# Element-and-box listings
"""

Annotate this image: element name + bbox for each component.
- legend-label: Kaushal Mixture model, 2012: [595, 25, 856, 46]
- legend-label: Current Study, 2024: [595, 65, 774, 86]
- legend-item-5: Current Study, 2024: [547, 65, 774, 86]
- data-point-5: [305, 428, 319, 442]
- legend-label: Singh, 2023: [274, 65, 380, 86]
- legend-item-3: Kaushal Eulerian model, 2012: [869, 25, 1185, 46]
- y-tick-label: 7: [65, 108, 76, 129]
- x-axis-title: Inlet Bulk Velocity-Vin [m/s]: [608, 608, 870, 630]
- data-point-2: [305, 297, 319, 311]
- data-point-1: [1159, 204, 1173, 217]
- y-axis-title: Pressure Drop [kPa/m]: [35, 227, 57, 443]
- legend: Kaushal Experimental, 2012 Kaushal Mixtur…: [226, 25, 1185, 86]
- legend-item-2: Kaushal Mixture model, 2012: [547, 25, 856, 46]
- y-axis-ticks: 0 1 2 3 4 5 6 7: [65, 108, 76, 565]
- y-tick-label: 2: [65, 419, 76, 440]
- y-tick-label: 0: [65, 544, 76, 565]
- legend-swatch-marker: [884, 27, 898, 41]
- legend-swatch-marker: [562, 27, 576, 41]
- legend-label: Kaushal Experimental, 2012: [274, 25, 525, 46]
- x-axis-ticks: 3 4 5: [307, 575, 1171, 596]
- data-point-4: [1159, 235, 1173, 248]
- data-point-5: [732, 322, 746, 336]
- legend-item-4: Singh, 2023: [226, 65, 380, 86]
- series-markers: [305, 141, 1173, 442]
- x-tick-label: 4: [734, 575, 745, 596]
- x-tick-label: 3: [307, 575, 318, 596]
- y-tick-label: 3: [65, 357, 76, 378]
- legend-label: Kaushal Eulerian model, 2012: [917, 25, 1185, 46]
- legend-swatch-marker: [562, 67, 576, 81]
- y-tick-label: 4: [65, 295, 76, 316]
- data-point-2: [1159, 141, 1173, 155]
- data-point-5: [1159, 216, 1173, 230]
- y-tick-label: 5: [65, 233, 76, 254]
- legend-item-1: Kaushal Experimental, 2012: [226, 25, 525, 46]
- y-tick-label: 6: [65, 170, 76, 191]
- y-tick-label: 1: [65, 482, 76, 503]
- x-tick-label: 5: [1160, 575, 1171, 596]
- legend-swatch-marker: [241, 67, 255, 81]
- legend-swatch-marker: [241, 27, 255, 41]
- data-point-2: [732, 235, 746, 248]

"""

# THE EXERCISE
Copy every line of the material above, changing nothing.

# ANSWER FOR THE TASK
Annotate this image: element name + bbox for each component.
- legend-label: Kaushal Mixture model, 2012: [595, 25, 856, 46]
- legend-label: Current Study, 2024: [595, 65, 774, 86]
- legend-item-5: Current Study, 2024: [547, 65, 774, 86]
- data-point-5: [305, 428, 319, 442]
- legend-label: Singh, 2023: [274, 65, 380, 86]
- legend-item-3: Kaushal Eulerian model, 2012: [869, 25, 1185, 46]
- y-tick-label: 7: [65, 108, 76, 129]
- x-axis-title: Inlet Bulk Velocity-Vin [m/s]: [608, 608, 870, 630]
- data-point-2: [305, 297, 319, 311]
- data-point-1: [1159, 204, 1173, 217]
- y-axis-title: Pressure Drop [kPa/m]: [35, 227, 57, 443]
- legend: Kaushal Experimental, 2012 Kaushal Mixtur…: [226, 25, 1185, 86]
- legend-item-2: Kaushal Mixture model, 2012: [547, 25, 856, 46]
- y-axis-ticks: 0 1 2 3 4 5 6 7: [65, 108, 76, 565]
- y-tick-label: 2: [65, 419, 76, 440]
- y-tick-label: 0: [65, 544, 76, 565]
- legend-swatch-marker: [884, 27, 898, 41]
- legend-swatch-marker: [562, 27, 576, 41]
- legend-label: Kaushal Experimental, 2012: [274, 25, 525, 46]
- x-axis-ticks: 3 4 5: [307, 575, 1171, 596]
- data-point-4: [1159, 235, 1173, 248]
- data-point-5: [732, 322, 746, 336]
- legend-item-4: Singh, 2023: [226, 65, 380, 86]
- series-markers: [305, 141, 1173, 442]
- x-tick-label: 4: [734, 575, 745, 596]
- x-tick-label: 3: [307, 575, 318, 596]
- y-tick-label: 3: [65, 357, 76, 378]
- legend-label: Kaushal Eulerian model, 2012: [917, 25, 1185, 46]
- legend-swatch-marker: [562, 67, 576, 81]
- y-tick-label: 4: [65, 295, 76, 316]
- data-point-2: [1159, 141, 1173, 155]
- data-point-5: [1159, 216, 1173, 230]
- y-tick-label: 5: [65, 233, 76, 254]
- legend-item-1: Kaushal Experimental, 2012: [226, 25, 525, 46]
- y-tick-label: 6: [65, 170, 76, 191]
- y-tick-label: 1: [65, 482, 76, 503]
- x-tick-label: 5: [1160, 575, 1171, 596]
- legend-swatch-marker: [241, 67, 255, 81]
- legend-swatch-marker: [241, 27, 255, 41]
- data-point-2: [732, 235, 746, 248]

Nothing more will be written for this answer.